__Directive__. Pick out every line in the entries that contains the word "Text" and copy each one. Match case exactly.

__Records for this exercise__.

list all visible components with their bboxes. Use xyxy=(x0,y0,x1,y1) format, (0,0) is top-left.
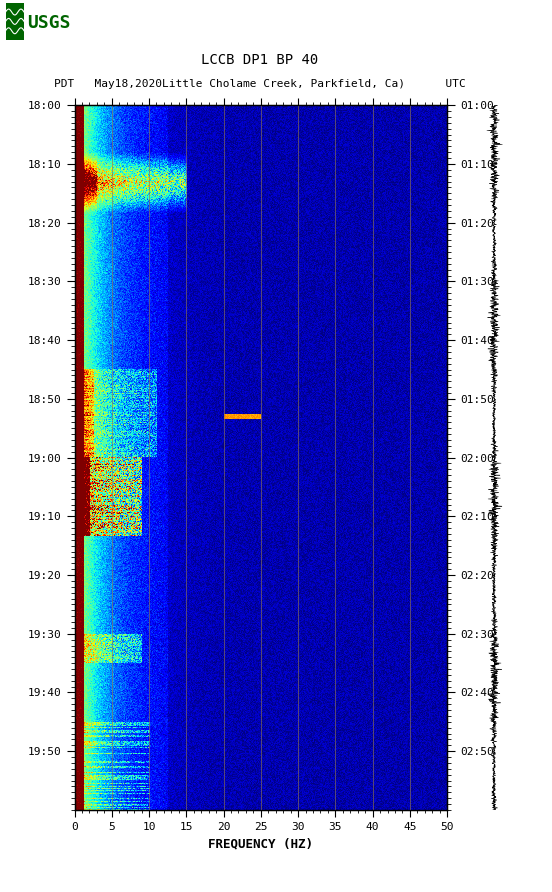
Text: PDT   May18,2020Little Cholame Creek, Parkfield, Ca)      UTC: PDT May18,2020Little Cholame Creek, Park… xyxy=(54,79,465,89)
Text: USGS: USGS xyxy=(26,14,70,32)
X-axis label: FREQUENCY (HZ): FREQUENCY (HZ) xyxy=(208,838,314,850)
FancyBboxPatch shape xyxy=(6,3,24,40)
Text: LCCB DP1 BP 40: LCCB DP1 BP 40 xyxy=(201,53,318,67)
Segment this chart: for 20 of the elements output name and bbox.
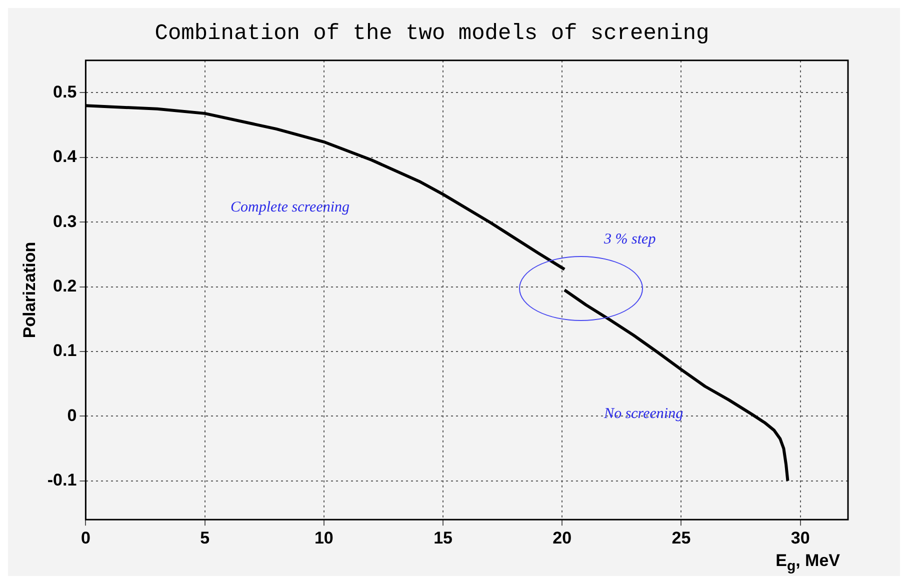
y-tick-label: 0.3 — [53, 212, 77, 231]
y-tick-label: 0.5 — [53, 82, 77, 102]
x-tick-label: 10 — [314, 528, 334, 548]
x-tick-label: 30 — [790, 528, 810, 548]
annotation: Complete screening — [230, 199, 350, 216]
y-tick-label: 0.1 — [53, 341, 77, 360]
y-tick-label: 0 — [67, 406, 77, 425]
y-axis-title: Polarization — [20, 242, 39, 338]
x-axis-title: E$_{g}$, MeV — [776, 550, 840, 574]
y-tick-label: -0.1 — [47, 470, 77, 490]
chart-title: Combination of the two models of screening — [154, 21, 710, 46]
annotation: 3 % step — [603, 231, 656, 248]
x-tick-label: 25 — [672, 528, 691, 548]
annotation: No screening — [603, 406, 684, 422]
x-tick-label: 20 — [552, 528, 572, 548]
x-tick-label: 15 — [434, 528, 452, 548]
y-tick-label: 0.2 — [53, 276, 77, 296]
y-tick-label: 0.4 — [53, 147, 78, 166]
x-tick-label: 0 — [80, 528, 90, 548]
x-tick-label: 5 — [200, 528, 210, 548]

__Result below__.
Text: PDT   May18,2020Little Cholame Creek, Parkfield, Ca)      UTC: PDT May18,2020Little Cholame Creek, Park… xyxy=(54,79,465,89)
Text: USGS: USGS xyxy=(26,14,70,32)
Text: LCCB DP1 BP 40: LCCB DP1 BP 40 xyxy=(201,53,318,67)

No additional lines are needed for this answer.